··· Dataset extract ···

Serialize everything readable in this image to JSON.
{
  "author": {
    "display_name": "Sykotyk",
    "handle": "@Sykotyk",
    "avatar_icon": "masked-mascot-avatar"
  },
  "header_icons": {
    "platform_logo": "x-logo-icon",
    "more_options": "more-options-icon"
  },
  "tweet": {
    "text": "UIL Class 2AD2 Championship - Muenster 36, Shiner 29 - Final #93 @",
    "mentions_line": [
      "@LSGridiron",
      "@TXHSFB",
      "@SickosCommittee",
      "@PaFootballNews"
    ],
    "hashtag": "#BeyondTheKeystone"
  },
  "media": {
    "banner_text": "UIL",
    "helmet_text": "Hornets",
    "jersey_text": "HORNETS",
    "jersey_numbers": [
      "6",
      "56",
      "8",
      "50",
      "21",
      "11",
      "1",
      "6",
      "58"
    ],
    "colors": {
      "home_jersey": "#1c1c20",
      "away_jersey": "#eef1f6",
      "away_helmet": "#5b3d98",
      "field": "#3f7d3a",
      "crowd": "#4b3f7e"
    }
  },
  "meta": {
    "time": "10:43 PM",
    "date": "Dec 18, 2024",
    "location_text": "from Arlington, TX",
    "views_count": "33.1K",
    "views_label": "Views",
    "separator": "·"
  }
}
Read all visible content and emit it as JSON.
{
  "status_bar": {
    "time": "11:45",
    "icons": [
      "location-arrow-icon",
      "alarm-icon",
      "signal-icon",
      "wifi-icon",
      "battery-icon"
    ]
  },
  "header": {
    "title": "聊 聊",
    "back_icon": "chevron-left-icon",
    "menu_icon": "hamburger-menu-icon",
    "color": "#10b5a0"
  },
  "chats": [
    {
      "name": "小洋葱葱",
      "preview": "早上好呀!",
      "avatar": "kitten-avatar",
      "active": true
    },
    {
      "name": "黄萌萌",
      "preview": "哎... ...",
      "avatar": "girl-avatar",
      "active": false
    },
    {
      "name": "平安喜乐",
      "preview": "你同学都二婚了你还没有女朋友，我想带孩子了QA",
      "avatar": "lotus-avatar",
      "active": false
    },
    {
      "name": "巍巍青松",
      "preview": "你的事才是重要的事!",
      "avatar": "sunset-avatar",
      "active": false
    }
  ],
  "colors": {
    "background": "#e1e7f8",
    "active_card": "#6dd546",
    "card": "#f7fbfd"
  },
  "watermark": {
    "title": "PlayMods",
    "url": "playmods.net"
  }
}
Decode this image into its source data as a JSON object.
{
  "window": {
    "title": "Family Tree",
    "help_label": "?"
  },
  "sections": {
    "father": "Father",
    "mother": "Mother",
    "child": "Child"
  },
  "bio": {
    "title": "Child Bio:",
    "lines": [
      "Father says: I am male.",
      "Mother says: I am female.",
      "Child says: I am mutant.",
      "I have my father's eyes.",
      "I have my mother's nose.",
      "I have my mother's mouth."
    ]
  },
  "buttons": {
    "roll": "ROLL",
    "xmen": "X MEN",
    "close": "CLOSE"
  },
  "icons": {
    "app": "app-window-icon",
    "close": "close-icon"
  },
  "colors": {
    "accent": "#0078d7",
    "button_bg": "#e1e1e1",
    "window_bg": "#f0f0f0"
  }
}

···

* [Required work]:
Look through the data above. Each line containing the word "have" needs to be copied.

* [Right answer]:
      "I have my father's eyes.",
      "I have my mother's nose.",
      "I have my mother's mouth."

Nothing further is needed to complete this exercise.